Records shown ->
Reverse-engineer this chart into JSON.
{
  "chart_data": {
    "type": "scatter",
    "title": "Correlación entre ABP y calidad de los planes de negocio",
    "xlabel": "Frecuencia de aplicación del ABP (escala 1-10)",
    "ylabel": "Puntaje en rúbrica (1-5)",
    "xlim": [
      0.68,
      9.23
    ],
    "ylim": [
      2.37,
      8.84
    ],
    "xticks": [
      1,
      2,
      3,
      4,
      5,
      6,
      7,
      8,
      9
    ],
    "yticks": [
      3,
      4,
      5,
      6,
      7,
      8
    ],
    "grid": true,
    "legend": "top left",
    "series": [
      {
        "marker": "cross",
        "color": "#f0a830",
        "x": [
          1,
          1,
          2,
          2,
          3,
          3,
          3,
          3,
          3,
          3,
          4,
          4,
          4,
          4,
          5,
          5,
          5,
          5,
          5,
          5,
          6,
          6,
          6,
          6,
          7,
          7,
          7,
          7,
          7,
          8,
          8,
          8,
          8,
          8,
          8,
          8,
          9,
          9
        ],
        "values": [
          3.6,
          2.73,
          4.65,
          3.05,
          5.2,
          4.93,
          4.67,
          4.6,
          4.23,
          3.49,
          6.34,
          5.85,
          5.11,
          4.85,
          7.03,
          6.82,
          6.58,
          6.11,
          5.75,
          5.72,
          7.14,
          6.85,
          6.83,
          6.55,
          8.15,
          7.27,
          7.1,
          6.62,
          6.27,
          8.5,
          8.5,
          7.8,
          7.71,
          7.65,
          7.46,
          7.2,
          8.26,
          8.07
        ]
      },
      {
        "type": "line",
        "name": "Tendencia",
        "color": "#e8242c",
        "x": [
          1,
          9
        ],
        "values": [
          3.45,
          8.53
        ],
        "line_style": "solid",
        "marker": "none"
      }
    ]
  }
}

Given instruction -> Give back the whole listing exactly as it reads.

Exercise answer ->
Reverse-engineer this chart into JSON.
{
  "chart_data": {
    "type": "scatter",
    "title": "Correlación entre ABP y calidad de los planes de negocio",
    "xlabel": "Frecuencia de aplicación del ABP (escala 1-10)",
    "ylabel": "Puntaje en rúbrica (1-5)",
    "xlim": [
      0.68,
      9.23
    ],
    "ylim": [
      2.37,
      8.84
    ],
    "xticks": [
      1,
      2,
      3,
      4,
      5,
      6,
      7,
      8,
      9
    ],
    "yticks": [
      3,
      4,
      5,
      6,
      7,
      8
    ],
    "grid": true,
    "legend": "top left",
    "series": [
      {
        "marker": "cross",
        "color": "#f0a830",
        "x": [
          1,
          1,
          2,
          2,
          3,
          3,
          3,
          3,
          3,
          3,
          4,
          4,
          4,
          4,
          5,
          5,
          5,
          5,
          5,
          5,
          6,
          6,
          6,
          6,
          7,
          7,
          7,
          7,
          7,
          8,
          8,
          8,
          8,
          8,
          8,
          8,
          9,
          9
        ],
        "values": [
          3.6,
          2.73,
          4.65,
          3.05,
          5.2,
          4.93,
          4.67,
          4.6,
          4.23,
          3.49,
          6.34,
          5.85,
          5.11,
          4.85,
          7.03,
          6.82,
          6.58,
          6.11,
          5.75,
          5.72,
          7.14,
          6.85,
          6.83,
          6.55,
          8.15,
          7.27,
          7.1,
          6.62,
          6.27,
          8.5,
          8.5,
          7.8,
          7.71,
          7.65,
          7.46,
          7.2,
          8.26,
          8.07
        ]
      },
      {
        "type": "line",
        "name": "Tendencia",
        "color": "#e8242c",
        "x": [
          1,
          9
        ],
        "values": [
          3.45,
          8.53
        ],
        "line_style": "solid",
        "marker": "none"
      }
    ]
  }
}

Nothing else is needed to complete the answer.